> TASK TO COMPLETE
From the listing below, pull out the lines that hold "text".

— start DATA IN THIS EXERCISE —

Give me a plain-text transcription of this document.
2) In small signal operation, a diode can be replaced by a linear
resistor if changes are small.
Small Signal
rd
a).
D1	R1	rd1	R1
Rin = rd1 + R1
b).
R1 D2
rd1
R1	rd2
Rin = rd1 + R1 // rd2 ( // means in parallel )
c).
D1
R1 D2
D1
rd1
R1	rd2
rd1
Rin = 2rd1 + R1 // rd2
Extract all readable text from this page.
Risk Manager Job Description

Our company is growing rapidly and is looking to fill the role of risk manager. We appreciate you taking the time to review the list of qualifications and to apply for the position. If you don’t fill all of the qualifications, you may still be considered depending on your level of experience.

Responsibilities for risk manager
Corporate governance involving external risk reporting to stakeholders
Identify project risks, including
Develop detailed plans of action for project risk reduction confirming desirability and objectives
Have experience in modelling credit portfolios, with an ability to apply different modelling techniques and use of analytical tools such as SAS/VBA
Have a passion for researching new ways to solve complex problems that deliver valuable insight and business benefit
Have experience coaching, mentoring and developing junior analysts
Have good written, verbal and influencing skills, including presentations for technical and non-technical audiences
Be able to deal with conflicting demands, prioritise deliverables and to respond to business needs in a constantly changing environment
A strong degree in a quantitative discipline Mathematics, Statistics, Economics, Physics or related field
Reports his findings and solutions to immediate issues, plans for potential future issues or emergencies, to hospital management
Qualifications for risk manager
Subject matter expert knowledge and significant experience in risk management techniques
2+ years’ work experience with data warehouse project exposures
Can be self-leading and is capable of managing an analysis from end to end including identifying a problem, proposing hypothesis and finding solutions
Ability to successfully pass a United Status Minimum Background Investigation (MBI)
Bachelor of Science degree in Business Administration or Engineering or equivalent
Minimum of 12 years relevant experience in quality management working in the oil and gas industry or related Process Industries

— end DATA IN THIS EXERCISE —
— start DATA IN THIS EXERCISE —

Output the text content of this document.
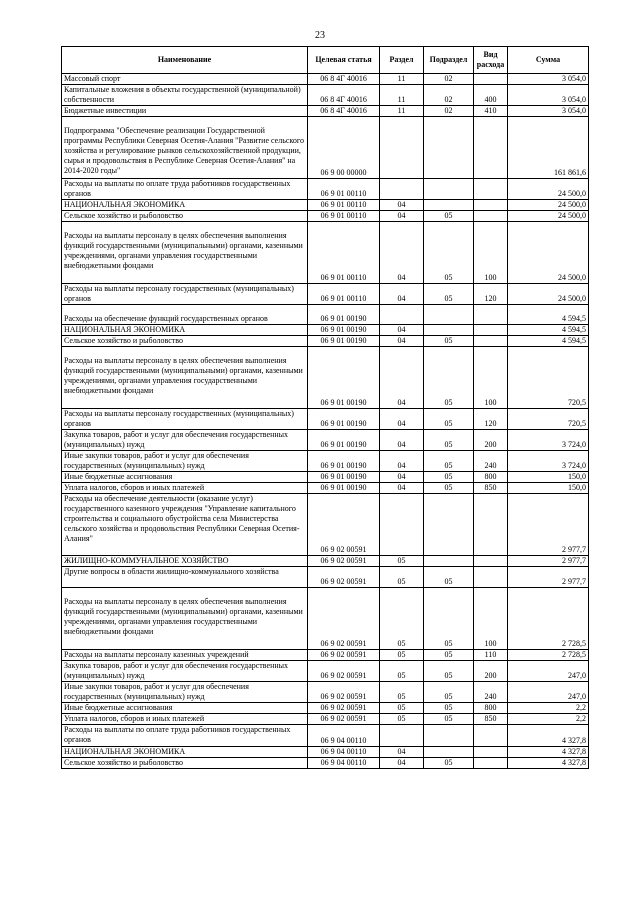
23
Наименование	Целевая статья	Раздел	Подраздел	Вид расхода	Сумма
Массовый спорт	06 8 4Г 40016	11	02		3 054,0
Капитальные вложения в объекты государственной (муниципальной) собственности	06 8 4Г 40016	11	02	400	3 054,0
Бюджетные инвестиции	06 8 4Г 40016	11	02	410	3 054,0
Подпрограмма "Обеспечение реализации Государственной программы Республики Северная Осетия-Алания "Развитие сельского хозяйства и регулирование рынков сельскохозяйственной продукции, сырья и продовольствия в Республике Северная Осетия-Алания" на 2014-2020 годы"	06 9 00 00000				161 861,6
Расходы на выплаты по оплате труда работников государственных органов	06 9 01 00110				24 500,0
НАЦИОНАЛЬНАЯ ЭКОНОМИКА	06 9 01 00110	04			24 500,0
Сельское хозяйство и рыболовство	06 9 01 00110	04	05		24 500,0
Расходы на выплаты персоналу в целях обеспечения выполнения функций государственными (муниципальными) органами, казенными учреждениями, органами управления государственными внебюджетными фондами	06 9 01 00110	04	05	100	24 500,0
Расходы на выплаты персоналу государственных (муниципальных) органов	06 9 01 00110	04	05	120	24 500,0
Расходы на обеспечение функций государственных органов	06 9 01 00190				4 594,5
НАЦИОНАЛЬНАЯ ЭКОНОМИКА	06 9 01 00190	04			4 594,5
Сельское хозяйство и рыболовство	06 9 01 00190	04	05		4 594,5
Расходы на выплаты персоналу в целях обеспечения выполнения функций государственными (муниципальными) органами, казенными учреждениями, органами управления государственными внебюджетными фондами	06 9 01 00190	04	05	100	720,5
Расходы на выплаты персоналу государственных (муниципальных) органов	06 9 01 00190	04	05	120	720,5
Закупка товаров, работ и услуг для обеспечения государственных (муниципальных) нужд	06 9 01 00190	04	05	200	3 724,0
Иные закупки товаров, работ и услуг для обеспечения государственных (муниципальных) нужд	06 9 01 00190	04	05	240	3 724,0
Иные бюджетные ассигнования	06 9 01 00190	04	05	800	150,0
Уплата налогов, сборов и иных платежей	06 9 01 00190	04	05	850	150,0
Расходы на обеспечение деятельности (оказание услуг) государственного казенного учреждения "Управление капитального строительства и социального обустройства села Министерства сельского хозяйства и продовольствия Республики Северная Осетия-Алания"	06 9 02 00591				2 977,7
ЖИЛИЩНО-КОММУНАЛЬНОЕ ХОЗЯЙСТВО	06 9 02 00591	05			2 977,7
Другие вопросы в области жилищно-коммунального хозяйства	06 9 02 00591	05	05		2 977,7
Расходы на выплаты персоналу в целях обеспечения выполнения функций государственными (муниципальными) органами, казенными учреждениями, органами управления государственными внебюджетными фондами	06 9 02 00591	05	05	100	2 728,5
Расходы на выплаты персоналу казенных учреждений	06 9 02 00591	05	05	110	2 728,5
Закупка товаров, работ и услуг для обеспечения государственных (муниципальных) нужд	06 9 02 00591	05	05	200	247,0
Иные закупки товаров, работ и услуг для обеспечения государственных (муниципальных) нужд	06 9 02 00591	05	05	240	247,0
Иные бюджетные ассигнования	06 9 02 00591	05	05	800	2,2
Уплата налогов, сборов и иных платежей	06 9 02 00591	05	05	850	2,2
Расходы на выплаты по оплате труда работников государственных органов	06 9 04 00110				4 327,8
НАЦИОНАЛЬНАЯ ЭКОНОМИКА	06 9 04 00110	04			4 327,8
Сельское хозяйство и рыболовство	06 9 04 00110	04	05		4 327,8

— end DATA IN THIS EXERCISE —
— start DATA IN THIS EXERCISE —

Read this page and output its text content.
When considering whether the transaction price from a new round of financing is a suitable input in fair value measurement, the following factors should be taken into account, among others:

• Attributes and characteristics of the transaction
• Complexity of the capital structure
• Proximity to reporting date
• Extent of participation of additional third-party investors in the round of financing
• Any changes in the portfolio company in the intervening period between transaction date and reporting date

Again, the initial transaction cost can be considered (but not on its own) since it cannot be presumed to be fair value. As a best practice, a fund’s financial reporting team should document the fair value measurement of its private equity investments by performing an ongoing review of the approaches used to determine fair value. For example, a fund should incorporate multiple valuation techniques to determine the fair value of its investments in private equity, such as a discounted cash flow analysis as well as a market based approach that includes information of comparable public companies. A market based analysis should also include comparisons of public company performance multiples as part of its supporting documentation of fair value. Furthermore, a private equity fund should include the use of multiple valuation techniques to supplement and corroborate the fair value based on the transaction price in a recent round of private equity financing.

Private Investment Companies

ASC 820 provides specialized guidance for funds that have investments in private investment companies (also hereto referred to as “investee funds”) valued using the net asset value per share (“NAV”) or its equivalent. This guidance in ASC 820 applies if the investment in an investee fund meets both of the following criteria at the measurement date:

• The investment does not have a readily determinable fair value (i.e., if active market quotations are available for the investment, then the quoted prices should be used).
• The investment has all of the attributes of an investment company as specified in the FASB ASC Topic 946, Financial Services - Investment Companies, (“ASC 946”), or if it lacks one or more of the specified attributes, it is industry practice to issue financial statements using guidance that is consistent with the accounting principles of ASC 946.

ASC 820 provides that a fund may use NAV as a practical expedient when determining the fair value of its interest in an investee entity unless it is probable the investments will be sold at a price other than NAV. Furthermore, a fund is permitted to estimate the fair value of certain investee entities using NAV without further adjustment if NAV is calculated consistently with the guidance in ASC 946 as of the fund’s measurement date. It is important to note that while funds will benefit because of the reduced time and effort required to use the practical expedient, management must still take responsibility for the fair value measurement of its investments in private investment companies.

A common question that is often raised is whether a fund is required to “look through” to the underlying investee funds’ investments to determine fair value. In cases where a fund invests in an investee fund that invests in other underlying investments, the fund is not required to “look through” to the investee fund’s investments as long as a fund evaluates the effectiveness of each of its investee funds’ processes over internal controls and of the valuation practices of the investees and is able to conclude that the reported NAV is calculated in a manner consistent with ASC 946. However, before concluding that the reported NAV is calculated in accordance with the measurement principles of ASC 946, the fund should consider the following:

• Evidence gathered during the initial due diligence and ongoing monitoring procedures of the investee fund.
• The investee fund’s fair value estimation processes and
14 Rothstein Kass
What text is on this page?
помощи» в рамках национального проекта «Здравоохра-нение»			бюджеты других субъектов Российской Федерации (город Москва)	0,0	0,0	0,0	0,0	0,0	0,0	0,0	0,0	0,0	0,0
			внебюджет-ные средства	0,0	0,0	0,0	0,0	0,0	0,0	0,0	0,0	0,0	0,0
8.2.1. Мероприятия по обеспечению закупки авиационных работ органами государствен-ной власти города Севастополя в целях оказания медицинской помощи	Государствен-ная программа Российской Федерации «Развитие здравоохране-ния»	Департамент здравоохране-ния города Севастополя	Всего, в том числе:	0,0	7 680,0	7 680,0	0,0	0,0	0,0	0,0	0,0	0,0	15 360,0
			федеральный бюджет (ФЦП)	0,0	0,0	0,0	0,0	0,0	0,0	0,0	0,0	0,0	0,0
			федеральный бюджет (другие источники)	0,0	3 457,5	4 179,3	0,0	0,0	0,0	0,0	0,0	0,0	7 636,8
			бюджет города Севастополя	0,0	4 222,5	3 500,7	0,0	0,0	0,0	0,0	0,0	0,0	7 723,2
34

— end DATA IN THIS EXERCISE —

> SOLUTION FOR THIS EXERCISE
Give me a plain-text transcription of this document.
Extract all readable text from this page.
Output the text content of this document.
Read this page and output its text content.
What text is on this page?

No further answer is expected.